_Input for this task_:
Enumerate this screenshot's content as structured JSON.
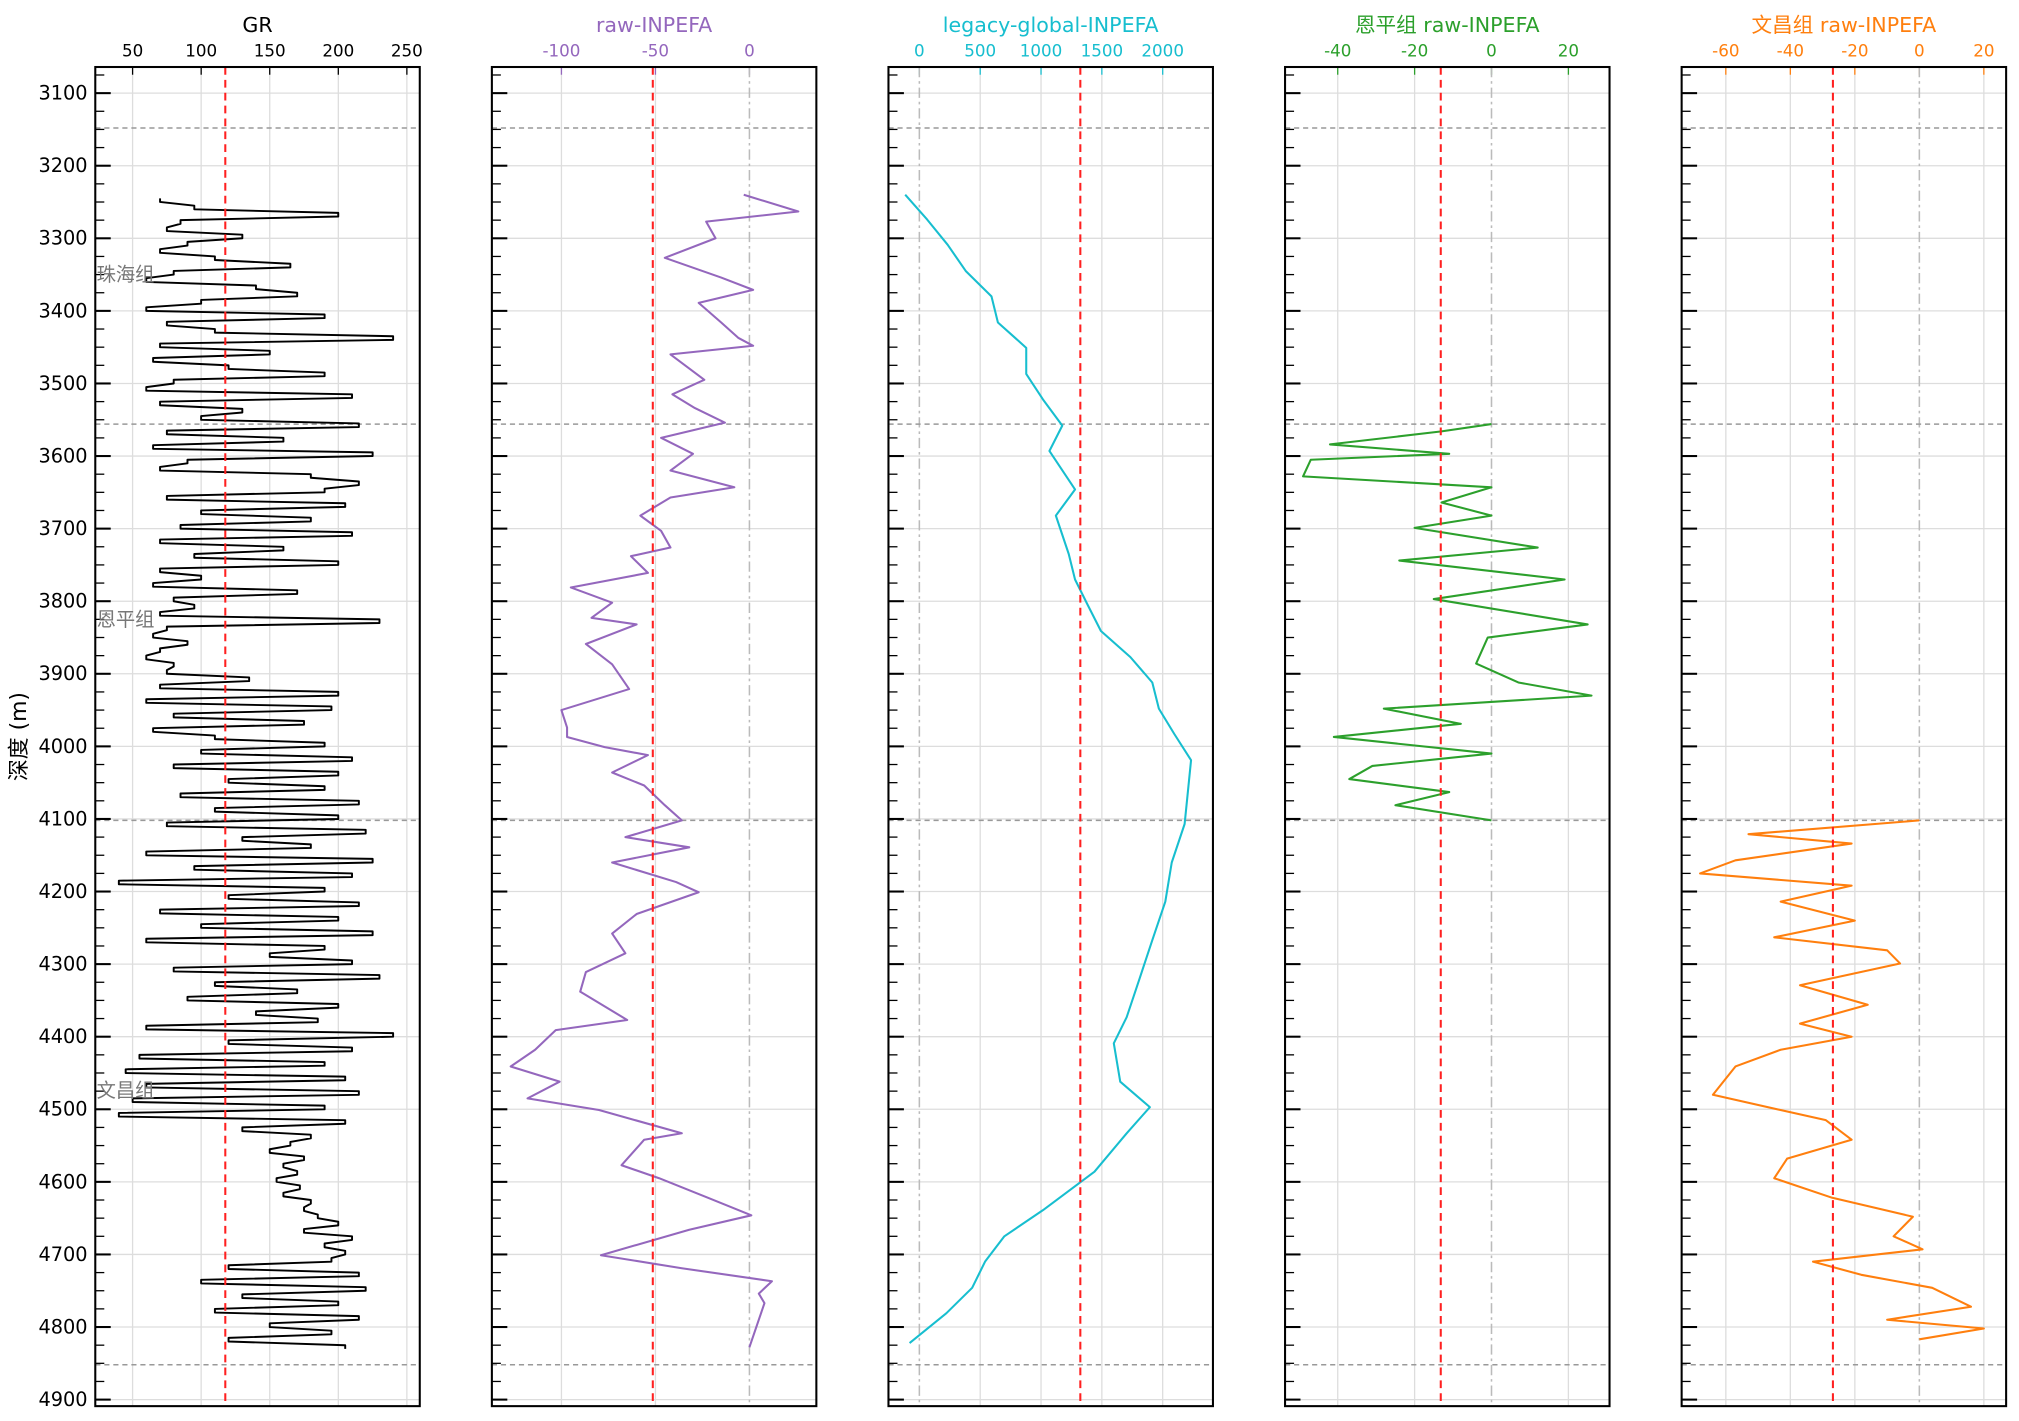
{
  "figure": {
    "ylabel": "深度 (m)",
    "ylim": [
      4909,
      3064
    ],
    "yticks": [
      3100,
      3200,
      3300,
      3400,
      3500,
      3600,
      3700,
      3800,
      3900,
      4000,
      4100,
      4200,
      4300,
      4400,
      4500,
      4600,
      4700,
      4800,
      4900
    ],
    "boundaries": [
      3148,
      3556,
      4102,
      4852
    ],
    "formations": [
      {
        "label": "珠海组",
        "depth": 3350
      },
      {
        "label": "恩平组",
        "depth": 3825
      },
      {
        "label": "文昌组",
        "depth": 4474
      }
    ],
    "colors": {
      "ref_line": "#ff2020",
      "boundary": "#999999",
      "grid": "#dddddd"
    }
  },
  "chart_data": [
    {
      "type": "line",
      "title": "GR",
      "color": "#000000",
      "xlim": [
        22.8,
        259.4
      ],
      "xticks": [
        50,
        100,
        150,
        200,
        250
      ],
      "ref_line": 117.6,
      "zero_line": false,
      "series": {
        "depth_start": 3245,
        "depth_step": 10,
        "values": [
          70,
          95,
          200,
          85,
          75,
          130,
          90,
          70,
          110,
          165,
          80,
          60,
          140,
          170,
          100,
          60,
          190,
          75,
          110,
          240,
          70,
          150,
          65,
          120,
          190,
          80,
          60,
          210,
          70,
          130,
          100,
          215,
          75,
          160,
          65,
          225,
          90,
          70,
          180,
          215,
          190,
          75,
          205,
          100,
          180,
          85,
          210,
          70,
          160,
          95,
          200,
          70,
          100,
          65,
          170,
          80,
          95,
          70,
          230,
          75,
          65,
          90,
          70,
          60,
          80,
          75,
          135,
          70,
          200,
          60,
          195,
          80,
          175,
          65,
          110,
          190,
          100,
          210,
          80,
          200,
          120,
          190,
          85,
          215,
          110,
          200,
          75,
          220,
          130,
          180,
          60,
          225,
          95,
          210,
          40,
          190,
          120,
          215,
          70,
          200,
          100,
          225,
          60,
          190,
          150,
          210,
          80,
          230,
          110,
          170,
          90,
          200,
          140,
          185,
          60,
          240,
          120,
          210,
          55,
          190,
          45,
          205,
          60,
          215,
          50,
          190,
          40,
          205,
          130,
          180,
          165,
          150,
          175,
          160,
          170,
          155,
          172,
          160,
          180,
          175,
          185,
          200,
          175,
          210,
          190,
          205,
          195,
          120,
          215,
          100,
          220,
          130,
          200,
          110,
          215,
          150,
          195,
          120,
          205
        ]
      }
    },
    {
      "type": "line",
      "title": "raw-INPEFA",
      "color": "#9467bd",
      "xlim": [
        -137,
        35.6
      ],
      "xticks": [
        -100,
        -50,
        0
      ],
      "ref_line": -51.4,
      "zero_line": true,
      "series": {
        "depth": [
          3240,
          3263,
          3277,
          3300,
          3327,
          3354,
          3371,
          3389,
          3416,
          3437,
          3448,
          3460,
          3495,
          3515,
          3534,
          3554,
          3575,
          3597,
          3620,
          3643,
          3657,
          3682,
          3703,
          3726,
          3738,
          3761,
          3781,
          3802,
          3823,
          3832,
          3859,
          3887,
          3921,
          3950,
          3974,
          3987,
          4001,
          4012,
          4036,
          4054,
          4081,
          4102,
          4125,
          4139,
          4160,
          4187,
          4201,
          4231,
          4258,
          4285,
          4311,
          4338,
          4377,
          4391,
          4418,
          4441,
          4462,
          4485,
          4501,
          4533,
          4542,
          4577,
          4595,
          4622,
          4646,
          4666,
          4701,
          4719,
          4737,
          4754,
          4767,
          4828
        ],
        "values": [
          -3,
          26,
          -23,
          -18,
          -45,
          -15,
          2,
          -27,
          -15,
          -6,
          2,
          -42,
          -24,
          -41,
          -29,
          -13,
          -47,
          -30,
          -42,
          -8,
          -42,
          -58,
          -47,
          -42,
          -63,
          -54,
          -95,
          -73,
          -84,
          -60,
          -87,
          -73,
          -64,
          -100,
          -97,
          -97,
          -77,
          -54,
          -73,
          -56,
          -45,
          -36,
          -66,
          -32,
          -73,
          -39,
          -27,
          -60,
          -73,
          -66,
          -87,
          -90,
          -65,
          -103,
          -114,
          -127,
          -101,
          -118,
          -80,
          -36,
          -56,
          -68,
          -48,
          -22,
          1,
          -32,
          -79,
          -36,
          12,
          5,
          8,
          0
        ]
      }
    },
    {
      "type": "line",
      "title": "legacy-global-INPEFA",
      "color": "#17becf",
      "xlim": [
        -254,
        2413
      ],
      "xticks": [
        0,
        500,
        1000,
        1500,
        2000
      ],
      "ref_line": 1323,
      "zero_line": true,
      "series": {
        "depth": [
          3240,
          3274,
          3309,
          3345,
          3380,
          3416,
          3451,
          3487,
          3522,
          3558,
          3593,
          3646,
          3682,
          3735,
          3770,
          3806,
          3841,
          3877,
          3912,
          3948,
          3983,
          4019,
          4072,
          4107,
          4160,
          4214,
          4267,
          4320,
          4373,
          4409,
          4462,
          4497,
          4533,
          4586,
          4639,
          4675,
          4710,
          4746,
          4781,
          4817,
          4822
        ],
        "values": [
          -116,
          63,
          233,
          381,
          593,
          646,
          878,
          878,
          1016,
          1175,
          1069,
          1280,
          1122,
          1228,
          1280,
          1386,
          1492,
          1735,
          1915,
          1968,
          2095,
          2233,
          2201,
          2180,
          2074,
          2021,
          1915,
          1810,
          1704,
          1598,
          1651,
          1894,
          1704,
          1439,
          1016,
          698,
          540,
          434,
          222,
          -42,
          -80
        ]
      }
    },
    {
      "type": "line",
      "title": "恩平组 raw-INPEFA",
      "color": "#2ca02c",
      "xlim": [
        -53.7,
        30.7
      ],
      "xticks": [
        -40,
        -20,
        0,
        20
      ],
      "ref_line": -13.2,
      "zero_line": true,
      "series": {
        "depth": [
          3556,
          3566,
          3584,
          3597,
          3605,
          3628,
          3643,
          3664,
          3682,
          3699,
          3726,
          3744,
          3770,
          3797,
          3832,
          3850,
          3886,
          3912,
          3930,
          3948,
          3969,
          3987,
          4010,
          4027,
          4045,
          4063,
          4081,
          4102
        ],
        "values": [
          0,
          -13,
          -42,
          -11,
          -47,
          -49,
          0,
          -13,
          0,
          -20,
          12,
          -24,
          19,
          -15,
          25,
          -1,
          -4,
          7,
          26,
          -28,
          -8,
          -41,
          0,
          -31,
          -37,
          -11,
          -25,
          0
        ]
      }
    },
    {
      "type": "line",
      "title": "文昌组 raw-INPEFA",
      "color": "#ff7f0e",
      "xlim": [
        -73.7,
        26.9
      ],
      "xticks": [
        -60,
        -40,
        -20,
        0,
        20
      ],
      "ref_line": -26.8,
      "zero_line": true,
      "series": {
        "depth": [
          4102,
          4121,
          4134,
          4157,
          4175,
          4192,
          4214,
          4240,
          4263,
          4281,
          4299,
          4329,
          4356,
          4382,
          4400,
          4418,
          4441,
          4480,
          4515,
          4542,
          4568,
          4595,
          4622,
          4648,
          4675,
          4693,
          4710,
          4728,
          4746,
          4772,
          4790,
          4802,
          4817
        ],
        "values": [
          0,
          -53,
          -21,
          -57,
          -68,
          -21,
          -43,
          -20,
          -45,
          -10,
          -6,
          -37,
          -16,
          -37,
          -21,
          -43,
          -57,
          -64,
          -29,
          -21,
          -41,
          -45,
          -27,
          -2,
          -8,
          1,
          -33,
          -18,
          4,
          16,
          -10,
          20,
          0
        ]
      }
    }
  ]
}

_Task requirements_: Copy every line of the data word for word, omitting the images.

_Solution to the problem_:
Enumerate this screenshot's content as structured JSON.
{
  "figure": {
    "ylabel": "深度 (m)",
    "ylim": [
      4909,
      3064
    ],
    "yticks": [
      3100,
      3200,
      3300,
      3400,
      3500,
      3600,
      3700,
      3800,
      3900,
      4000,
      4100,
      4200,
      4300,
      4400,
      4500,
      4600,
      4700,
      4800,
      4900
    ],
    "boundaries": [
      3148,
      3556,
      4102,
      4852
    ],
    "formations": [
      {
        "label": "珠海组",
        "depth": 3350
      },
      {
        "label": "恩平组",
        "depth": 3825
      },
      {
        "label": "文昌组",
        "depth": 4474
      }
    ],
    "colors": {
      "ref_line": "#ff2020",
      "boundary": "#999999",
      "grid": "#dddddd"
    }
  },
  "chart_data": [
    {
      "type": "line",
      "title": "GR",
      "color": "#000000",
      "xlim": [
        22.8,
        259.4
      ],
      "xticks": [
        50,
        100,
        150,
        200,
        250
      ],
      "ref_line": 117.6,
      "zero_line": false,
      "series": {
        "depth_start": 3245,
        "depth_step": 10,
        "values": [
          70,
          95,
          200,
          85,
          75,
          130,
          90,
          70,
          110,
          165,
          80,
          60,
          140,
          170,
          100,
          60,
          190,
          75,
          110,
          240,
          70,
          150,
          65,
          120,
          190,
          80,
          60,
          210,
          70,
          130,
          100,
          215,
          75,
          160,
          65,
          225,
          90,
          70,
          180,
          215,
          190,
          75,
          205,
          100,
          180,
          85,
          210,
          70,
          160,
          95,
          200,
          70,
          100,
          65,
          170,
          80,
          95,
          70,
          230,
          75,
          65,
          90,
          70,
          60,
          80,
          75,
          135,
          70,
          200,
          60,
          195,
          80,
          175,
          65,
          110,
          190,
          100,
          210,
          80,
          200,
          120,
          190,
          85,
          215,
          110,
          200,
          75,
          220,
          130,
          180,
          60,
          225,
          95,
          210,
          40,
          190,
          120,
          215,
          70,
          200,
          100,
          225,
          60,
          190,
          150,
          210,
          80,
          230,
          110,
          170,
          90,
          200,
          140,
          185,
          60,
          240,
          120,
          210,
          55,
          190,
          45,
          205,
          60,
          215,
          50,
          190,
          40,
          205,
          130,
          180,
          165,
          150,
          175,
          160,
          170,
          155,
          172,
          160,
          180,
          175,
          185,
          200,
          175,
          210,
          190,
          205,
          195,
          120,
          215,
          100,
          220,
          130,
          200,
          110,
          215,
          150,
          195,
          120,
          205
        ]
      }
    },
    {
      "type": "line",
      "title": "raw-INPEFA",
      "color": "#9467bd",
      "xlim": [
        -137,
        35.6
      ],
      "xticks": [
        -100,
        -50,
        0
      ],
      "ref_line": -51.4,
      "zero_line": true,
      "series": {
        "depth": [
          3240,
          3263,
          3277,
          3300,
          3327,
          3354,
          3371,
          3389,
          3416,
          3437,
          3448,
          3460,
          3495,
          3515,
          3534,
          3554,
          3575,
          3597,
          3620,
          3643,
          3657,
          3682,
          3703,
          3726,
          3738,
          3761,
          3781,
          3802,
          3823,
          3832,
          3859,
          3887,
          3921,
          3950,
          3974,
          3987,
          4001,
          4012,
          4036,
          4054,
          4081,
          4102,
          4125,
          4139,
          4160,
          4187,
          4201,
          4231,
          4258,
          4285,
          4311,
          4338,
          4377,
          4391,
          4418,
          4441,
          4462,
          4485,
          4501,
          4533,
          4542,
          4577,
          4595,
          4622,
          4646,
          4666,
          4701,
          4719,
          4737,
          4754,
          4767,
          4828
        ],
        "values": [
          -3,
          26,
          -23,
          -18,
          -45,
          -15,
          2,
          -27,
          -15,
          -6,
          2,
          -42,
          -24,
          -41,
          -29,
          -13,
          -47,
          -30,
          -42,
          -8,
          -42,
          -58,
          -47,
          -42,
          -63,
          -54,
          -95,
          -73,
          -84,
          -60,
          -87,
          -73,
          -64,
          -100,
          -97,
          -97,
          -77,
          -54,
          -73,
          -56,
          -45,
          -36,
          -66,
          -32,
          -73,
          -39,
          -27,
          -60,
          -73,
          -66,
          -87,
          -90,
          -65,
          -103,
          -114,
          -127,
          -101,
          -118,
          -80,
          -36,
          -56,
          -68,
          -48,
          -22,
          1,
          -32,
          -79,
          -36,
          12,
          5,
          8,
          0
        ]
      }
    },
    {
      "type": "line",
      "title": "legacy-global-INPEFA",
      "color": "#17becf",
      "xlim": [
        -254,
        2413
      ],
      "xticks": [
        0,
        500,
        1000,
        1500,
        2000
      ],
      "ref_line": 1323,
      "zero_line": true,
      "series": {
        "depth": [
          3240,
          3274,
          3309,
          3345,
          3380,
          3416,
          3451,
          3487,
          3522,
          3558,
          3593,
          3646,
          3682,
          3735,
          3770,
          3806,
          3841,
          3877,
          3912,
          3948,
          3983,
          4019,
          4072,
          4107,
          4160,
          4214,
          4267,
          4320,
          4373,
          4409,
          4462,
          4497,
          4533,
          4586,
          4639,
          4675,
          4710,
          4746,
          4781,
          4817,
          4822
        ],
        "values": [
          -116,
          63,
          233,
          381,
          593,
          646,
          878,
          878,
          1016,
          1175,
          1069,
          1280,
          1122,
          1228,
          1280,
          1386,
          1492,
          1735,
          1915,
          1968,
          2095,
          2233,
          2201,
          2180,
          2074,
          2021,
          1915,
          1810,
          1704,
          1598,
          1651,
          1894,
          1704,
          1439,
          1016,
          698,
          540,
          434,
          222,
          -42,
          -80
        ]
      }
    },
    {
      "type": "line",
      "title": "恩平组 raw-INPEFA",
      "color": "#2ca02c",
      "xlim": [
        -53.7,
        30.7
      ],
      "xticks": [
        -40,
        -20,
        0,
        20
      ],
      "ref_line": -13.2,
      "zero_line": true,
      "series": {
        "depth": [
          3556,
          3566,
          3584,
          3597,
          3605,
          3628,
          3643,
          3664,
          3682,
          3699,
          3726,
          3744,
          3770,
          3797,
          3832,
          3850,
          3886,
          3912,
          3930,
          3948,
          3969,
          3987,
          4010,
          4027,
          4045,
          4063,
          4081,
          4102
        ],
        "values": [
          0,
          -13,
          -42,
          -11,
          -47,
          -49,
          0,
          -13,
          0,
          -20,
          12,
          -24,
          19,
          -15,
          25,
          -1,
          -4,
          7,
          26,
          -28,
          -8,
          -41,
          0,
          -31,
          -37,
          -11,
          -25,
          0
        ]
      }
    },
    {
      "type": "line",
      "title": "文昌组 raw-INPEFA",
      "color": "#ff7f0e",
      "xlim": [
        -73.7,
        26.9
      ],
      "xticks": [
        -60,
        -40,
        -20,
        0,
        20
      ],
      "ref_line": -26.8,
      "zero_line": true,
      "series": {
        "depth": [
          4102,
          4121,
          4134,
          4157,
          4175,
          4192,
          4214,
          4240,
          4263,
          4281,
          4299,
          4329,
          4356,
          4382,
          4400,
          4418,
          4441,
          4480,
          4515,
          4542,
          4568,
          4595,
          4622,
          4648,
          4675,
          4693,
          4710,
          4728,
          4746,
          4772,
          4790,
          4802,
          4817
        ],
        "values": [
          0,
          -53,
          -21,
          -57,
          -68,
          -21,
          -43,
          -20,
          -45,
          -10,
          -6,
          -37,
          -16,
          -37,
          -21,
          -43,
          -57,
          -64,
          -29,
          -21,
          -41,
          -45,
          -27,
          -2,
          -8,
          1,
          -33,
          -18,
          4,
          16,
          -10,
          20,
          0
        ]
      }
    }
  ]
}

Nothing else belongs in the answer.